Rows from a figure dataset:
━━━━━━━━━━━━━━━━━━━━

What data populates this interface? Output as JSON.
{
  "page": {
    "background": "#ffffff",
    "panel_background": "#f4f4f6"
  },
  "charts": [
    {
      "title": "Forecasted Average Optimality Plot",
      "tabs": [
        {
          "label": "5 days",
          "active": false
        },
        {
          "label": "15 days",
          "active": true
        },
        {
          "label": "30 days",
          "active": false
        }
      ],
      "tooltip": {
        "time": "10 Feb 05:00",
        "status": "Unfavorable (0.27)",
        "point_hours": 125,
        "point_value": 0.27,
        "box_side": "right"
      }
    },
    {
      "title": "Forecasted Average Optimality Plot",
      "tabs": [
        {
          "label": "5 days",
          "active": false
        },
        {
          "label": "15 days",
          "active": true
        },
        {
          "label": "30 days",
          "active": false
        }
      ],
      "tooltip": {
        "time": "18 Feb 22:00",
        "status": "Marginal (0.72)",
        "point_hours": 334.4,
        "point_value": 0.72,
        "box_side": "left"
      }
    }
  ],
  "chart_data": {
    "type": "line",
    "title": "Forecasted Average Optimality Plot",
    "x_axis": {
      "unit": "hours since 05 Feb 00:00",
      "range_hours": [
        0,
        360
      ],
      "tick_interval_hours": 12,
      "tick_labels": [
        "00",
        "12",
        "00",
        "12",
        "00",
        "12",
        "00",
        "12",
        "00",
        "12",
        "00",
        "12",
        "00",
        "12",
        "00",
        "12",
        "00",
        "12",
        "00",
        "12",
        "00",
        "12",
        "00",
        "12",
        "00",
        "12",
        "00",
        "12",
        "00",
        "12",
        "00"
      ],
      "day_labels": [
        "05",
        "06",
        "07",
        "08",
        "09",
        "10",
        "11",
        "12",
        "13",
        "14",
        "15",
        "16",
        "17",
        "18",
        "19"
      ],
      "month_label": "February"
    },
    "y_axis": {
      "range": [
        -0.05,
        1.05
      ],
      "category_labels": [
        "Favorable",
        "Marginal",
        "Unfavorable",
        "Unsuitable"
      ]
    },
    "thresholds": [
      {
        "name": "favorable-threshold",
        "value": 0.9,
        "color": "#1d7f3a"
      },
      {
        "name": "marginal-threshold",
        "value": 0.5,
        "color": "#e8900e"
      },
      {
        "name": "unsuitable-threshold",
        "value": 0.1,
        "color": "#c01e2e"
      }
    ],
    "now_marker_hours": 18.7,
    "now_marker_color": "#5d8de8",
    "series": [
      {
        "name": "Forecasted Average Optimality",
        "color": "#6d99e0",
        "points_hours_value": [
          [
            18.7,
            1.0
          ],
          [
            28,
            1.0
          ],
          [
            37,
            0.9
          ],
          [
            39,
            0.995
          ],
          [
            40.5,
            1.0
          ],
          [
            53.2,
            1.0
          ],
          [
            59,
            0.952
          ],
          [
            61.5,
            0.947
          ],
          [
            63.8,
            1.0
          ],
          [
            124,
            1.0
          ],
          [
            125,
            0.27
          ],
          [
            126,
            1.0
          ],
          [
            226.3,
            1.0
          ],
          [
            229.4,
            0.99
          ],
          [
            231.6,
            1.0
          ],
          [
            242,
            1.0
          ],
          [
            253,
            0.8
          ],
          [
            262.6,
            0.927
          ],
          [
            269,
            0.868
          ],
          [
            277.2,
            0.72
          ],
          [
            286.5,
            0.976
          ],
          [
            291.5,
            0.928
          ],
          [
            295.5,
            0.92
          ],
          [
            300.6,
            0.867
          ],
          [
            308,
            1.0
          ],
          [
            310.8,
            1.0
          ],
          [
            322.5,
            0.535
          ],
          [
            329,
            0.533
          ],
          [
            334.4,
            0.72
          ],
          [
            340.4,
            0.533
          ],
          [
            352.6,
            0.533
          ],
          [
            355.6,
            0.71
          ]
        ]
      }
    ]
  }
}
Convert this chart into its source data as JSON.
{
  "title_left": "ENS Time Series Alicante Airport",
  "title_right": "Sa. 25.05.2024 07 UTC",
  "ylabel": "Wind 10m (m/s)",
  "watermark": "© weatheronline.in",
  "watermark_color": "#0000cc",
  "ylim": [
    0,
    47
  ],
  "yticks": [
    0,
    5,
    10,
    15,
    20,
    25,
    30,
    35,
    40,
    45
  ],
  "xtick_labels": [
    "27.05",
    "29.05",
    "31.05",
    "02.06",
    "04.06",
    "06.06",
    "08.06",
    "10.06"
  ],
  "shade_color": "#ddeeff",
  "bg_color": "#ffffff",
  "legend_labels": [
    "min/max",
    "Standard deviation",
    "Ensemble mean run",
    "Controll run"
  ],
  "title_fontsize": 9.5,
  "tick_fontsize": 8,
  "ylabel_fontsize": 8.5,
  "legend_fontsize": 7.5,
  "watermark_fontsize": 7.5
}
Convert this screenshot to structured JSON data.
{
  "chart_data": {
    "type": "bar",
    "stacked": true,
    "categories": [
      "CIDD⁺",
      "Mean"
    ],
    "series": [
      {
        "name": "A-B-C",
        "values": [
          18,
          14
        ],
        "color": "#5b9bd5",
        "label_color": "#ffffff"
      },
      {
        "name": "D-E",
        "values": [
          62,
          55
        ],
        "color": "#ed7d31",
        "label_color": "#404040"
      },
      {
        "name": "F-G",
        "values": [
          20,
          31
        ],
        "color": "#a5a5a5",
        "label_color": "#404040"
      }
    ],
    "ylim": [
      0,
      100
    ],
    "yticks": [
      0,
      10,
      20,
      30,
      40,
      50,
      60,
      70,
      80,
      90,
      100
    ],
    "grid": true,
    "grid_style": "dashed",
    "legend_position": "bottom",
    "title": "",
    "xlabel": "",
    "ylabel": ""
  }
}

━━━━━━━━━━━━━━━━━━━━

• Your instructions
All of the lines above need to be given again exactly.

• Finished task
What data populates this interface? Output as JSON.
{
  "page": {
    "background": "#ffffff",
    "panel_background": "#f4f4f6"
  },
  "charts": [
    {
      "title": "Forecasted Average Optimality Plot",
      "tabs": [
        {
          "label": "5 days",
          "active": false
        },
        {
          "label": "15 days",
          "active": true
        },
        {
          "label": "30 days",
          "active": false
        }
      ],
      "tooltip": {
        "time": "10 Feb 05:00",
        "status": "Unfavorable (0.27)",
        "point_hours": 125,
        "point_value": 0.27,
        "box_side": "right"
      }
    },
    {
      "title": "Forecasted Average Optimality Plot",
      "tabs": [
        {
          "label": "5 days",
          "active": false
        },
        {
          "label": "15 days",
          "active": true
        },
        {
          "label": "30 days",
          "active": false
        }
      ],
      "tooltip": {
        "time": "18 Feb 22:00",
        "status": "Marginal (0.72)",
        "point_hours": 334.4,
        "point_value": 0.72,
        "box_side": "left"
      }
    }
  ],
  "chart_data": {
    "type": "line",
    "title": "Forecasted Average Optimality Plot",
    "x_axis": {
      "unit": "hours since 05 Feb 00:00",
      "range_hours": [
        0,
        360
      ],
      "tick_interval_hours": 12,
      "tick_labels": [
        "00",
        "12",
        "00",
        "12",
        "00",
        "12",
        "00",
        "12",
        "00",
        "12",
        "00",
        "12",
        "00",
        "12",
        "00",
        "12",
        "00",
        "12",
        "00",
        "12",
        "00",
        "12",
        "00",
        "12",
        "00",
        "12",
        "00",
        "12",
        "00",
        "12",
        "00"
      ],
      "day_labels": [
        "05",
        "06",
        "07",
        "08",
        "09",
        "10",
        "11",
        "12",
        "13",
        "14",
        "15",
        "16",
        "17",
        "18",
        "19"
      ],
      "month_label": "February"
    },
    "y_axis": {
      "range": [
        -0.05,
        1.05
      ],
      "category_labels": [
        "Favorable",
        "Marginal",
        "Unfavorable",
        "Unsuitable"
      ]
    },
    "thresholds": [
      {
        "name": "favorable-threshold",
        "value": 0.9,
        "color": "#1d7f3a"
      },
      {
        "name": "marginal-threshold",
        "value": 0.5,
        "color": "#e8900e"
      },
      {
        "name": "unsuitable-threshold",
        "value": 0.1,
        "color": "#c01e2e"
      }
    ],
    "now_marker_hours": 18.7,
    "now_marker_color": "#5d8de8",
    "series": [
      {
        "name": "Forecasted Average Optimality",
        "color": "#6d99e0",
        "points_hours_value": [
          [
            18.7,
            1.0
          ],
          [
            28,
            1.0
          ],
          [
            37,
            0.9
          ],
          [
            39,
            0.995
          ],
          [
            40.5,
            1.0
          ],
          [
            53.2,
            1.0
          ],
          [
            59,
            0.952
          ],
          [
            61.5,
            0.947
          ],
          [
            63.8,
            1.0
          ],
          [
            124,
            1.0
          ],
          [
            125,
            0.27
          ],
          [
            126,
            1.0
          ],
          [
            226.3,
            1.0
          ],
          [
            229.4,
            0.99
          ],
          [
            231.6,
            1.0
          ],
          [
            242,
            1.0
          ],
          [
            253,
            0.8
          ],
          [
            262.6,
            0.927
          ],
          [
            269,
            0.868
          ],
          [
            277.2,
            0.72
          ],
          [
            286.5,
            0.976
          ],
          [
            291.5,
            0.928
          ],
          [
            295.5,
            0.92
          ],
          [
            300.6,
            0.867
          ],
          [
            308,
            1.0
          ],
          [
            310.8,
            1.0
          ],
          [
            322.5,
            0.535
          ],
          [
            329,
            0.533
          ],
          [
            334.4,
            0.72
          ],
          [
            340.4,
            0.533
          ],
          [
            352.6,
            0.533
          ],
          [
            355.6,
            0.71
          ]
        ]
      }
    ]
  }
}
Convert this chart into its source data as JSON.
{
  "title_left": "ENS Time Series Alicante Airport",
  "title_right": "Sa. 25.05.2024 07 UTC",
  "ylabel": "Wind 10m (m/s)",
  "watermark": "© weatheronline.in",
  "watermark_color": "#0000cc",
  "ylim": [
    0,
    47
  ],
  "yticks": [
    0,
    5,
    10,
    15,
    20,
    25,
    30,
    35,
    40,
    45
  ],
  "xtick_labels": [
    "27.05",
    "29.05",
    "31.05",
    "02.06",
    "04.06",
    "06.06",
    "08.06",
    "10.06"
  ],
  "shade_color": "#ddeeff",
  "bg_color": "#ffffff",
  "legend_labels": [
    "min/max",
    "Standard deviation",
    "Ensemble mean run",
    "Controll run"
  ],
  "title_fontsize": 9.5,
  "tick_fontsize": 8,
  "ylabel_fontsize": 8.5,
  "legend_fontsize": 7.5,
  "watermark_fontsize": 7.5
}
Convert this screenshot to structured JSON data.
{
  "chart_data": {
    "type": "bar",
    "stacked": true,
    "categories": [
      "CIDD⁺",
      "Mean"
    ],
    "series": [
      {
        "name": "A-B-C",
        "values": [
          18,
          14
        ],
        "color": "#5b9bd5",
        "label_color": "#ffffff"
      },
      {
        "name": "D-E",
        "values": [
          62,
          55
        ],
        "color": "#ed7d31",
        "label_color": "#404040"
      },
      {
        "name": "F-G",
        "values": [
          20,
          31
        ],
        "color": "#a5a5a5",
        "label_color": "#404040"
      }
    ],
    "ylim": [
      0,
      100
    ],
    "yticks": [
      0,
      10,
      20,
      30,
      40,
      50,
      60,
      70,
      80,
      90,
      100
    ],
    "grid": true,
    "grid_style": "dashed",
    "legend_position": "bottom",
    "title": "",
    "xlabel": "",
    "ylabel": ""
  }
}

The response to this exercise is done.